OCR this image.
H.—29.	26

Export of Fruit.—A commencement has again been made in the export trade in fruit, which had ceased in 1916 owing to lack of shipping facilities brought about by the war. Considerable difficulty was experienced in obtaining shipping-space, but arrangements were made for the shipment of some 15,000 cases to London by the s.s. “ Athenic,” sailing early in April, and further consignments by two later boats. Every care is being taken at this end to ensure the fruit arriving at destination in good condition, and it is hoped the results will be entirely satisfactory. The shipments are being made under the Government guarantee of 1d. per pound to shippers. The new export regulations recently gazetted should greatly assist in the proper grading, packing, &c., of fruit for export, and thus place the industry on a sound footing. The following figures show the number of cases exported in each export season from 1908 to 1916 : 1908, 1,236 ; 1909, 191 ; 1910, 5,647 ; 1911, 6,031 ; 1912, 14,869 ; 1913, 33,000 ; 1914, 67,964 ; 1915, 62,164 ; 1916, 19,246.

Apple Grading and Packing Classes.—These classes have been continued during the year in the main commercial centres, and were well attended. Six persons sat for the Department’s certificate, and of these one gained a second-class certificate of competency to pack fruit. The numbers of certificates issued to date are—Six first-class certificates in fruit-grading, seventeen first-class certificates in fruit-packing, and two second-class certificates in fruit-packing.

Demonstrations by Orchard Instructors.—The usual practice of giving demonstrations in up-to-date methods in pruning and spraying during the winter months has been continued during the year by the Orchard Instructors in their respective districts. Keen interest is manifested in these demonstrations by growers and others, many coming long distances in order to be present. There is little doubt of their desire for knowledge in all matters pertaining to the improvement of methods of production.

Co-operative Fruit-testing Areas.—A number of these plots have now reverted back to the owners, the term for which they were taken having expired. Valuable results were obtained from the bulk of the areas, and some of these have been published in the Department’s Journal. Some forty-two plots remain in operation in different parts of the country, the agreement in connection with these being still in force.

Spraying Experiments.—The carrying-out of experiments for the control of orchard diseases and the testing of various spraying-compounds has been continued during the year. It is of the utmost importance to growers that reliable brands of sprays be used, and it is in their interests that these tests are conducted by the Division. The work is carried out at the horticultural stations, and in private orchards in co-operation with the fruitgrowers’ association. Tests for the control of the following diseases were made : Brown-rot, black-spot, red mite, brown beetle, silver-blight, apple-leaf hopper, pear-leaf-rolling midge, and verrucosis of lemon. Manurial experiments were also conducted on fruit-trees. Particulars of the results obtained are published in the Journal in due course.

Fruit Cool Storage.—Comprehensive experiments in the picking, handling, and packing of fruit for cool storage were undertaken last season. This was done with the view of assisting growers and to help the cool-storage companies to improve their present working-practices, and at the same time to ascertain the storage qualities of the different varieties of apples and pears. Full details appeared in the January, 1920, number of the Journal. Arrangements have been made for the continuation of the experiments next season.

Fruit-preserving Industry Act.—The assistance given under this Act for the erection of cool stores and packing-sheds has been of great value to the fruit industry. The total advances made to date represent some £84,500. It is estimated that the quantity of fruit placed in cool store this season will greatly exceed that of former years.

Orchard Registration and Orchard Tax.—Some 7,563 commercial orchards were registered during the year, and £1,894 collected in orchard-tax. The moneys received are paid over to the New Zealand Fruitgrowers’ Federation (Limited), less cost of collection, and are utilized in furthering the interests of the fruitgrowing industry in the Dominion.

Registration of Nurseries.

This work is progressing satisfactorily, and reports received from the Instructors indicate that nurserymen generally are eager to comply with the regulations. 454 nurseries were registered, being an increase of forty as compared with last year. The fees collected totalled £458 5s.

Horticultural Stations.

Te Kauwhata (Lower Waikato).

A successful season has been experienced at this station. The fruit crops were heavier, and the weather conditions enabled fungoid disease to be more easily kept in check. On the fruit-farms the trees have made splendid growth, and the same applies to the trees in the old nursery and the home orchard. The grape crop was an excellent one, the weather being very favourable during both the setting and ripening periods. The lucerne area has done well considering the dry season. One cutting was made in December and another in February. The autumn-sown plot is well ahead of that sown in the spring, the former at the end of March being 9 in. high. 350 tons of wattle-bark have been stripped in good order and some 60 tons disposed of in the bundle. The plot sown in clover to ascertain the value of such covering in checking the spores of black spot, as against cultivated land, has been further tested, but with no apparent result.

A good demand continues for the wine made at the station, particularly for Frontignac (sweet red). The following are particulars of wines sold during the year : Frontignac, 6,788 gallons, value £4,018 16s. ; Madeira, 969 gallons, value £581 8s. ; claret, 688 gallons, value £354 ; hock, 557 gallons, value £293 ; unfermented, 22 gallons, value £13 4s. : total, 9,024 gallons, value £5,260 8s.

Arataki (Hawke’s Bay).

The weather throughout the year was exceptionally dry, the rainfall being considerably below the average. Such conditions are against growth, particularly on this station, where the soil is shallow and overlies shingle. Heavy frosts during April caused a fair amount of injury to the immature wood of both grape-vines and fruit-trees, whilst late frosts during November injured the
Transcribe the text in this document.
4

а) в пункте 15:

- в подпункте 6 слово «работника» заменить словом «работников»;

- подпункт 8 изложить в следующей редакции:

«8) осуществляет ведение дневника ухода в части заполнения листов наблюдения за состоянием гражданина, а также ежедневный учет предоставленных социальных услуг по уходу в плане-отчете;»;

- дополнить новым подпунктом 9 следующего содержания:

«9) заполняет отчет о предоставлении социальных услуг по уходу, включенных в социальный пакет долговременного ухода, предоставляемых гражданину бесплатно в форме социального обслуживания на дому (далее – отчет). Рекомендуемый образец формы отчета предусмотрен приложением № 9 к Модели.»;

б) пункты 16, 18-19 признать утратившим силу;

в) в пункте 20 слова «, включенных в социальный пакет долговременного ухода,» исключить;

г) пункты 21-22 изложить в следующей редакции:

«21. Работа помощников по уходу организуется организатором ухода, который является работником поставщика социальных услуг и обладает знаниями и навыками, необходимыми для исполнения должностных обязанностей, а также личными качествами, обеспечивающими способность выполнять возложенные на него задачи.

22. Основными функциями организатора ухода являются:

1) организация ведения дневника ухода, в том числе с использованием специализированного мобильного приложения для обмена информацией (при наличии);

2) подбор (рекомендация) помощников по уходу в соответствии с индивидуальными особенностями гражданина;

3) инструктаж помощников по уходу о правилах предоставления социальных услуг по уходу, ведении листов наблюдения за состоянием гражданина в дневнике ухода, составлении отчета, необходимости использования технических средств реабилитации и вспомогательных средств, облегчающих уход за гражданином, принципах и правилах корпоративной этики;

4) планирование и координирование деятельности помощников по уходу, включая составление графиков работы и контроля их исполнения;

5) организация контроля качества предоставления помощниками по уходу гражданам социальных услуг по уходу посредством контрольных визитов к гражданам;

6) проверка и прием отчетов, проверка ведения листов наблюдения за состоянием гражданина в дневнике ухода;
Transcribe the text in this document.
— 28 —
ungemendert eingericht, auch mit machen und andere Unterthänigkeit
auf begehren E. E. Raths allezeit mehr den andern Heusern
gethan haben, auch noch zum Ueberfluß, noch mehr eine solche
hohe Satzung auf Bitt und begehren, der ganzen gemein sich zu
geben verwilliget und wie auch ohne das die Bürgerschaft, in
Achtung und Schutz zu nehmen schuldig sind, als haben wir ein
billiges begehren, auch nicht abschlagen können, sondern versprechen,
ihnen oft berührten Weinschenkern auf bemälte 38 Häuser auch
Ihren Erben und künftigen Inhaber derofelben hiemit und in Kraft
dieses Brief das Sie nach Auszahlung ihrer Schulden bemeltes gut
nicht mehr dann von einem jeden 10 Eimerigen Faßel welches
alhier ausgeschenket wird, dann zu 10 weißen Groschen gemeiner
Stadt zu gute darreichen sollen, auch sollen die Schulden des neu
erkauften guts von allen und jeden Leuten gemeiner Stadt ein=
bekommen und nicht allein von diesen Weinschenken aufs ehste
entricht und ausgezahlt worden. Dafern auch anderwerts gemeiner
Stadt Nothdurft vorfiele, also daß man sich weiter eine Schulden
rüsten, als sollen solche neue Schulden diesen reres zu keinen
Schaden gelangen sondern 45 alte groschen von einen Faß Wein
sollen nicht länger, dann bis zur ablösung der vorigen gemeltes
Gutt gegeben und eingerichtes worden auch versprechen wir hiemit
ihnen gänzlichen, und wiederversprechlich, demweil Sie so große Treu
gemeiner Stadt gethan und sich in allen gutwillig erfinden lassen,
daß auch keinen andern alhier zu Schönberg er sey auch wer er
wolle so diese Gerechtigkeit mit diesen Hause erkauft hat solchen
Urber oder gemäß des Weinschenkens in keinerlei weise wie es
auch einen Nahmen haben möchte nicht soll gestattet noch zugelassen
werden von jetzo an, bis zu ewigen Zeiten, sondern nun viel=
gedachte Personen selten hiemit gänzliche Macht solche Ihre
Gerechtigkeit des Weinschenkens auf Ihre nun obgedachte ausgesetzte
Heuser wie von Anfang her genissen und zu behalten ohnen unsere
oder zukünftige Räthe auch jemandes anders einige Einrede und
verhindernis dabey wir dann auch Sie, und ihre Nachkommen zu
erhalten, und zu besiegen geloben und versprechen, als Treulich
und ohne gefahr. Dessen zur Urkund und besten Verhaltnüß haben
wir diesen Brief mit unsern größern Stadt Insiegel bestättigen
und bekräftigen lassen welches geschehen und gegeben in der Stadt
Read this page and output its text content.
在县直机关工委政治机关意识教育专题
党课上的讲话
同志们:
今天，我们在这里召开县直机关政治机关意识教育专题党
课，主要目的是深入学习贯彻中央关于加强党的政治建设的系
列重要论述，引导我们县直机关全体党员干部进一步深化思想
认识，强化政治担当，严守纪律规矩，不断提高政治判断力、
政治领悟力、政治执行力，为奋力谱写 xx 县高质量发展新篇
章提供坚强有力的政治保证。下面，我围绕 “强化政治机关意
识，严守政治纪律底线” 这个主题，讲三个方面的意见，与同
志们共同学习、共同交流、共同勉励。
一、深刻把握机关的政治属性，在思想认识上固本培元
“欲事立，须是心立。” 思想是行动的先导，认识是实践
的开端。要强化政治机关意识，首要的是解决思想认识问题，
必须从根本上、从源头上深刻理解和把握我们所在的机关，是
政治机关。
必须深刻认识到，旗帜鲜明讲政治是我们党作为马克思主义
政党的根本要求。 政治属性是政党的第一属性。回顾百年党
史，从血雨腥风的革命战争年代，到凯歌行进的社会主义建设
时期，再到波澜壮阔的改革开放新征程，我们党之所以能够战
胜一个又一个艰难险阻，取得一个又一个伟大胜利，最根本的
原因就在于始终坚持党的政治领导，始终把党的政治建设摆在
━━━━
» **Given instruction**
Find the lines above that include the string "diesen" and copy them.

» **The solution**
bekommen und nicht allein von diesen Weinschenken aufs ehste
rüsten, als sollen solche neue Schulden diesen reres zu keinen
wolle so diese Gerechtigkeit mit diesen Hause erkauft hat solchen
wir diesen Brief mit unsern größern Stadt Insiegel bestättigen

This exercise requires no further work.